Dataset entries:
^^^^^^^^^^^^^^^^
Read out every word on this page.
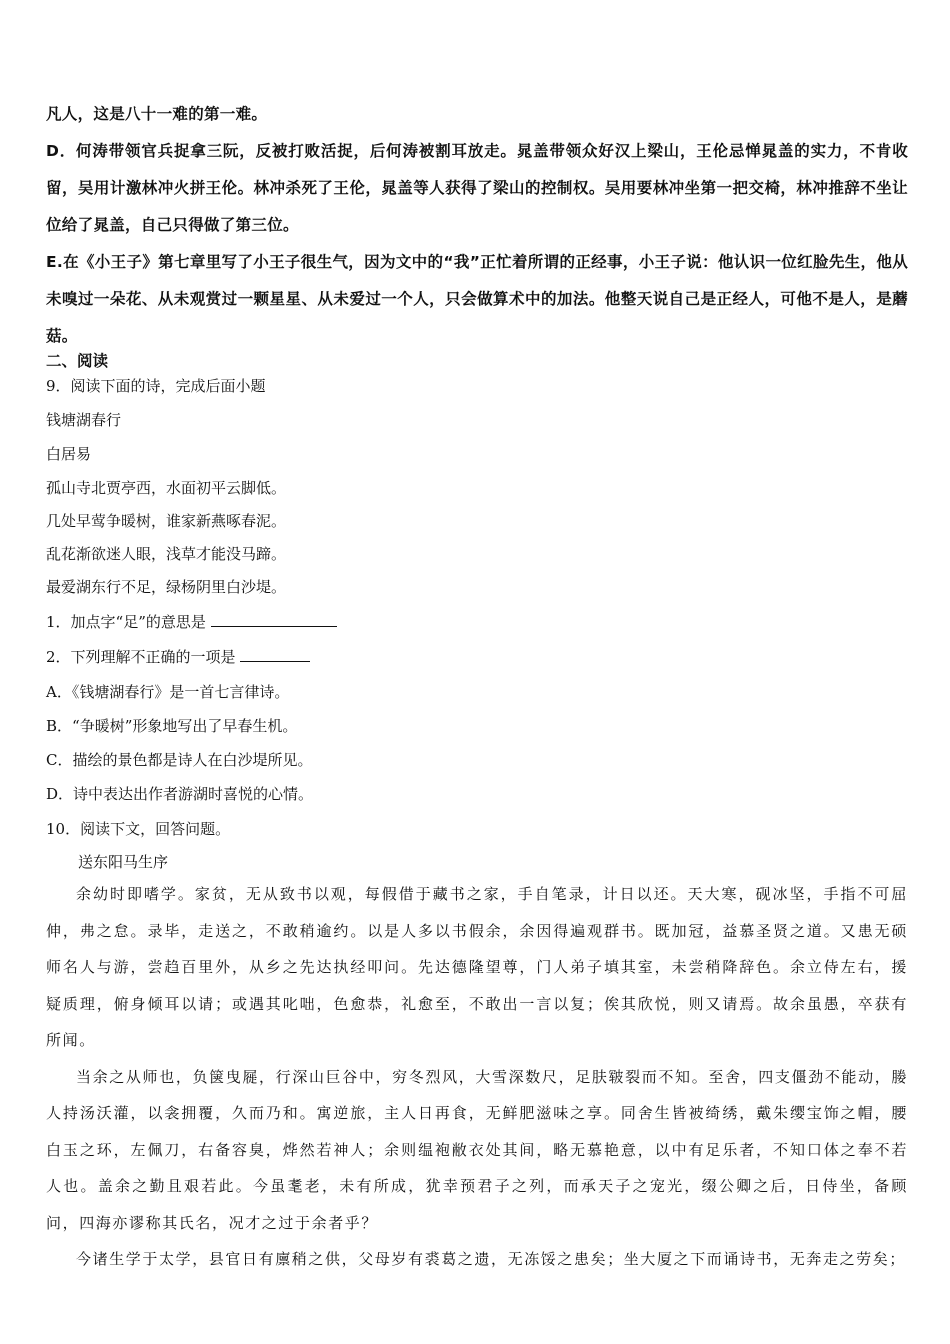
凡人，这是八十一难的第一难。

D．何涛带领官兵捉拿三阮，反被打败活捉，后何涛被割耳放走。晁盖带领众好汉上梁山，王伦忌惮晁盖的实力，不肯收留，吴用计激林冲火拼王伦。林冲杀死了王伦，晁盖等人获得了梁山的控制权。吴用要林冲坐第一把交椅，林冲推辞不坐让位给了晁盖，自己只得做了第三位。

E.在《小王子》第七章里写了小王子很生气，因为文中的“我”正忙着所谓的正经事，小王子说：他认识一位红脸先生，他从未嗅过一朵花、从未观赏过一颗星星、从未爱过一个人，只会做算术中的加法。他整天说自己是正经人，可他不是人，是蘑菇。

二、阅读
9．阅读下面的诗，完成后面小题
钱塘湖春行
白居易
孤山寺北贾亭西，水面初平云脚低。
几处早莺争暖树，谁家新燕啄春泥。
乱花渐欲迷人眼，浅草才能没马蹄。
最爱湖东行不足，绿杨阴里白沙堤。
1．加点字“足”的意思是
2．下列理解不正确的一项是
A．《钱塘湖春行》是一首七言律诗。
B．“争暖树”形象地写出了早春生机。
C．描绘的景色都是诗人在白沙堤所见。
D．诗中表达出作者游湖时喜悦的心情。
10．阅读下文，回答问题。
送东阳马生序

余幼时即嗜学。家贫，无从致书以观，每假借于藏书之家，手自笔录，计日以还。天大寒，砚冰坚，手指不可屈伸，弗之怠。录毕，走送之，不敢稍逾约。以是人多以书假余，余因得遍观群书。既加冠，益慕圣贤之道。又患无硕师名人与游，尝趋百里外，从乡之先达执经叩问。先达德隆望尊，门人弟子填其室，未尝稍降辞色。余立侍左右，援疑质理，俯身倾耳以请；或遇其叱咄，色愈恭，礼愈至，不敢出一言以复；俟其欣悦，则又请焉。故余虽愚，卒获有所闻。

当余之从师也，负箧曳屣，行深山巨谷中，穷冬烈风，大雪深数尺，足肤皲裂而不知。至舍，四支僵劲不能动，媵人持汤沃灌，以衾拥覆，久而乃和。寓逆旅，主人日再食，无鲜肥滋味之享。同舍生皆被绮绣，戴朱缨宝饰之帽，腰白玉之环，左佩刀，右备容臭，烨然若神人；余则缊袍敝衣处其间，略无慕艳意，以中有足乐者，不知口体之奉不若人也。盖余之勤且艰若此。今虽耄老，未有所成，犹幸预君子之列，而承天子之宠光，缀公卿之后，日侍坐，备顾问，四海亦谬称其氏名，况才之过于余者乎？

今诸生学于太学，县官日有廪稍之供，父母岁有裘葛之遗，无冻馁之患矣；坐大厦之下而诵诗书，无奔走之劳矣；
^^^^^^^^^^^^^^^^
_What is needed_: Write out each entry exactly as given, omitting any picture.

_Finished exercise_:
Read out every word on this page.
凡人，这是八十一难的第一难。

D．何涛带领官兵捉拿三阮，反被打败活捉，后何涛被割耳放走。晁盖带领众好汉上梁山，王伦忌惮晁盖的实力，不肯收留，吴用计激林冲火拼王伦。林冲杀死了王伦，晁盖等人获得了梁山的控制权。吴用要林冲坐第一把交椅，林冲推辞不坐让位给了晁盖，自己只得做了第三位。

E.在《小王子》第七章里写了小王子很生气，因为文中的“我”正忙着所谓的正经事，小王子说：他认识一位红脸先生，他从未嗅过一朵花、从未观赏过一颗星星、从未爱过一个人，只会做算术中的加法。他整天说自己是正经人，可他不是人，是蘑菇。

二、阅读
9．阅读下面的诗，完成后面小题
钱塘湖春行
白居易
孤山寺北贾亭西，水面初平云脚低。
几处早莺争暖树，谁家新燕啄春泥。
乱花渐欲迷人眼，浅草才能没马蹄。
最爱湖东行不足，绿杨阴里白沙堤。
1．加点字“足”的意思是
2．下列理解不正确的一项是
A．《钱塘湖春行》是一首七言律诗。
B．“争暖树”形象地写出了早春生机。
C．描绘的景色都是诗人在白沙堤所见。
D．诗中表达出作者游湖时喜悦的心情。
10．阅读下文，回答问题。
送东阳马生序

余幼时即嗜学。家贫，无从致书以观，每假借于藏书之家，手自笔录，计日以还。天大寒，砚冰坚，手指不可屈伸，弗之怠。录毕，走送之，不敢稍逾约。以是人多以书假余，余因得遍观群书。既加冠，益慕圣贤之道。又患无硕师名人与游，尝趋百里外，从乡之先达执经叩问。先达德隆望尊，门人弟子填其室，未尝稍降辞色。余立侍左右，援疑质理，俯身倾耳以请；或遇其叱咄，色愈恭，礼愈至，不敢出一言以复；俟其欣悦，则又请焉。故余虽愚，卒获有所闻。

当余之从师也，负箧曳屣，行深山巨谷中，穷冬烈风，大雪深数尺，足肤皲裂而不知。至舍，四支僵劲不能动，媵人持汤沃灌，以衾拥覆，久而乃和。寓逆旅，主人日再食，无鲜肥滋味之享。同舍生皆被绮绣，戴朱缨宝饰之帽，腰白玉之环，左佩刀，右备容臭，烨然若神人；余则缊袍敝衣处其间，略无慕艳意，以中有足乐者，不知口体之奉不若人也。盖余之勤且艰若此。今虽耄老，未有所成，犹幸预君子之列，而承天子之宠光，缀公卿之后，日侍坐，备顾问，四海亦谬称其氏名，况才之过于余者乎？

今诸生学于太学，县官日有廪稍之供，父母岁有裘葛之遗，无冻馁之患矣；坐大厦之下而诵诗书，无奔走之劳矣；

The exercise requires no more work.